:: Saved data entries ::
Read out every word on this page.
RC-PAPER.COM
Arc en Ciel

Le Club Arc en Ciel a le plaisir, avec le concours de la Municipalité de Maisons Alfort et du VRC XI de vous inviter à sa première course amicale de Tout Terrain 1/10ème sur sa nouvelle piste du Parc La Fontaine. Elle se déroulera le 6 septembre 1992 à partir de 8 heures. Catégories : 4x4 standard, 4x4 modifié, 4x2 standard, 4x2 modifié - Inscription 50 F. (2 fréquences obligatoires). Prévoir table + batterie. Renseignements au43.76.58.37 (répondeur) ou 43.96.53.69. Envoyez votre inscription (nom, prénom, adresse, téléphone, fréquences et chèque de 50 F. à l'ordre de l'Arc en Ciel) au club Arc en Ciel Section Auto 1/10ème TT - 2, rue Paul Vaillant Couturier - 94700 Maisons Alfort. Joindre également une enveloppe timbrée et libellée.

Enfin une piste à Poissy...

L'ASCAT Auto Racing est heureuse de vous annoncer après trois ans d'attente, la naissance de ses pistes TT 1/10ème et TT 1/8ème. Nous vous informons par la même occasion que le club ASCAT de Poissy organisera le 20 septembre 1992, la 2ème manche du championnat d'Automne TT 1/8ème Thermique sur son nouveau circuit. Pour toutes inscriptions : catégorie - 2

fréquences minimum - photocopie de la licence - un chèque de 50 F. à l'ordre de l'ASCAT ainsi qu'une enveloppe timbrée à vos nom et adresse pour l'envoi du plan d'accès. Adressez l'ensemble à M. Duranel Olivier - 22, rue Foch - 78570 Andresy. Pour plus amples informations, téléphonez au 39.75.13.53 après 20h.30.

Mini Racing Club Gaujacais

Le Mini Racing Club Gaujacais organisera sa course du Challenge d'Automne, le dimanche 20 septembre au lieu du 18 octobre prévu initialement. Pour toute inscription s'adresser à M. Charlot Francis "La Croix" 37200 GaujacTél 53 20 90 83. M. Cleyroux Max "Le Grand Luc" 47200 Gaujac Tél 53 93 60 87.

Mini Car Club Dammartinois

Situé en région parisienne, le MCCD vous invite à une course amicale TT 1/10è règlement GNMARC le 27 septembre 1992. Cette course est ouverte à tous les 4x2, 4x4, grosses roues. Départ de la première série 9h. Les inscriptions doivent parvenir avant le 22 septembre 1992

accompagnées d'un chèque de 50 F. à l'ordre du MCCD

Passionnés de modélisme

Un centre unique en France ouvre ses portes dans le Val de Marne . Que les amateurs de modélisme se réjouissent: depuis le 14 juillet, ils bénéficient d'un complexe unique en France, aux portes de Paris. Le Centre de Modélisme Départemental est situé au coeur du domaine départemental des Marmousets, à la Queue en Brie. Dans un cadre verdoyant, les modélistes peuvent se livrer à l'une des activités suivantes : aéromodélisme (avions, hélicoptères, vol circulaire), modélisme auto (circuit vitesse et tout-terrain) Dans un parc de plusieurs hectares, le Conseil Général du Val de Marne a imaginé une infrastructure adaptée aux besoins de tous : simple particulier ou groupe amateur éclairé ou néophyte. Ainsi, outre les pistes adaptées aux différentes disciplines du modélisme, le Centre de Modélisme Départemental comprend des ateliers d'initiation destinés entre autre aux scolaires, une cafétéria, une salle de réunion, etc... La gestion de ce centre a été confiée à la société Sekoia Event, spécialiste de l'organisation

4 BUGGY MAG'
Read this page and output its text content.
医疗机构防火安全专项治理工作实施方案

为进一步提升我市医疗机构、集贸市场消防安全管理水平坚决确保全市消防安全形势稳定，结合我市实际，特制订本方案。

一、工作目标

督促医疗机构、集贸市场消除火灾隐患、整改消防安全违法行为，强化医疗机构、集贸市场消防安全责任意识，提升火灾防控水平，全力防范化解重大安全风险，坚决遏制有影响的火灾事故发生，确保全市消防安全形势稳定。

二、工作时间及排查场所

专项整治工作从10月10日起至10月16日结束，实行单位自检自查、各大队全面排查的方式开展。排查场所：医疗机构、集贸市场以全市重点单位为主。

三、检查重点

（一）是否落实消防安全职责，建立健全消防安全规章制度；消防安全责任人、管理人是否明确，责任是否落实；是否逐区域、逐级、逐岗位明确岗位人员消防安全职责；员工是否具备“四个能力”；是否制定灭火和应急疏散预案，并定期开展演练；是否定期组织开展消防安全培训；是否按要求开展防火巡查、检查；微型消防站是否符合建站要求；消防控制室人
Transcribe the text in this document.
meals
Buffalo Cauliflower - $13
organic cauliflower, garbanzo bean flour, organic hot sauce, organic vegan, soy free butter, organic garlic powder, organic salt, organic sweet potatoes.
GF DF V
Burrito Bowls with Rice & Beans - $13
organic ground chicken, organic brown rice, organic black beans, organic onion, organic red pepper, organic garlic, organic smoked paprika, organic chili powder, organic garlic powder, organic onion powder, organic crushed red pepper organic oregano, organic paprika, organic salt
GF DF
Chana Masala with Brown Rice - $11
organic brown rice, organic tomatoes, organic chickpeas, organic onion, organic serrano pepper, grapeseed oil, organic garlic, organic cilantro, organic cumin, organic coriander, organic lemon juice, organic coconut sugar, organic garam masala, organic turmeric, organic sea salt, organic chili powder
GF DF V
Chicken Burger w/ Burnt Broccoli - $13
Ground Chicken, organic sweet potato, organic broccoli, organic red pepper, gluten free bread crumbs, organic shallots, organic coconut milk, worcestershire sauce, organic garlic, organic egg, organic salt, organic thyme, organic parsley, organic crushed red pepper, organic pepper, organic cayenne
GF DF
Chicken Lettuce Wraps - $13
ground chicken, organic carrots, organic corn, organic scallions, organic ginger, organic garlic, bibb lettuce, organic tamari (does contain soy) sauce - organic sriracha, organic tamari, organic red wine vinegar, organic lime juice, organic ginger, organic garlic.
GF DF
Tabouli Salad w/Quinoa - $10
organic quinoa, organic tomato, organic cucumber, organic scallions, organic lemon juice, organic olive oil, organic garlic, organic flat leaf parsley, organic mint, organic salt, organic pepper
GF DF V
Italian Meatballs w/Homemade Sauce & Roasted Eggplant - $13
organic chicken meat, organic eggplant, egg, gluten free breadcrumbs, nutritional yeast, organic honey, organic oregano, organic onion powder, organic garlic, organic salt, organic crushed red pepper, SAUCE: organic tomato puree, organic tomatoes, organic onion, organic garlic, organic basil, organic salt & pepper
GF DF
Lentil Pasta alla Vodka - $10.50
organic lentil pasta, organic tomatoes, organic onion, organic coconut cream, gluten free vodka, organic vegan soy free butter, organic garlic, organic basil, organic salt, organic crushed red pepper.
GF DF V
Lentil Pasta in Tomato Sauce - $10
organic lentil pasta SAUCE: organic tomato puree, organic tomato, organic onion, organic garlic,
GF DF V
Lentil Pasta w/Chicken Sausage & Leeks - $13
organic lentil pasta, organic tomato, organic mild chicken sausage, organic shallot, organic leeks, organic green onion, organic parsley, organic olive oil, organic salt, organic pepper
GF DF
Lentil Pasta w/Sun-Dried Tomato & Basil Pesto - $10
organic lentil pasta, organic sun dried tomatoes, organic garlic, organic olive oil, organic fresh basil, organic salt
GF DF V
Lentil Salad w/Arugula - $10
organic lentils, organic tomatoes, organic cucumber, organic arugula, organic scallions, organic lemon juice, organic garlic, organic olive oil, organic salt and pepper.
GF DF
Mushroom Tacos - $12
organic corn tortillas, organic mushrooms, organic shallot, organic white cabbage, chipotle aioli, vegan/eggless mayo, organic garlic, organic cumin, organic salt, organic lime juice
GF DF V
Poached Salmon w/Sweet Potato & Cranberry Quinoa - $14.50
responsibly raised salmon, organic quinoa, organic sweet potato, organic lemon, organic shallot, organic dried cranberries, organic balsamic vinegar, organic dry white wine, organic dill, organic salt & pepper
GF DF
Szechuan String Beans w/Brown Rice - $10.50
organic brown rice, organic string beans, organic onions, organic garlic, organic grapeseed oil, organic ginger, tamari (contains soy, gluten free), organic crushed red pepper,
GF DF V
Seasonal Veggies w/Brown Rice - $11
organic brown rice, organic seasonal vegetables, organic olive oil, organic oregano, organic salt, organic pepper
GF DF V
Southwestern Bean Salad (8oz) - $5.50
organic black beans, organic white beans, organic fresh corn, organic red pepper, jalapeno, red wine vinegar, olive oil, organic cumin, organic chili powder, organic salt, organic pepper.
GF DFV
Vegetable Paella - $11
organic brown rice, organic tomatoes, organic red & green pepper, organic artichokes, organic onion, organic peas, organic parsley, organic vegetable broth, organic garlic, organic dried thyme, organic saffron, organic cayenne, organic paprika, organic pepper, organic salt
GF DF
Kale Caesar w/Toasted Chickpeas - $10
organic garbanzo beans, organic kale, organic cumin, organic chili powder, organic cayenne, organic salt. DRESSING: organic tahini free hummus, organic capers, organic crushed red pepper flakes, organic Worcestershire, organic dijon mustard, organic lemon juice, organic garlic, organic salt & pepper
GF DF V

:: GOAL ::
In the entries above, identify every line with the word "Gaujacais". Copy those lines.

:: COMPLETE ANSWER ::
Mini Racing Club Gaujacais
Le Mini Racing Club Gaujacais organisera sa course du Challenge d'Automne, le dimanche 20 septembre au lieu du 18 octobre prévu initialement. Pour toute inscription s'adresser à M. Charlot Francis "La Croix" 37200 GaujacTél 53 20 90 83. M. Cleyroux Max "Le Grand Luc" 47200 Gaujac Tél 53 93 60 87.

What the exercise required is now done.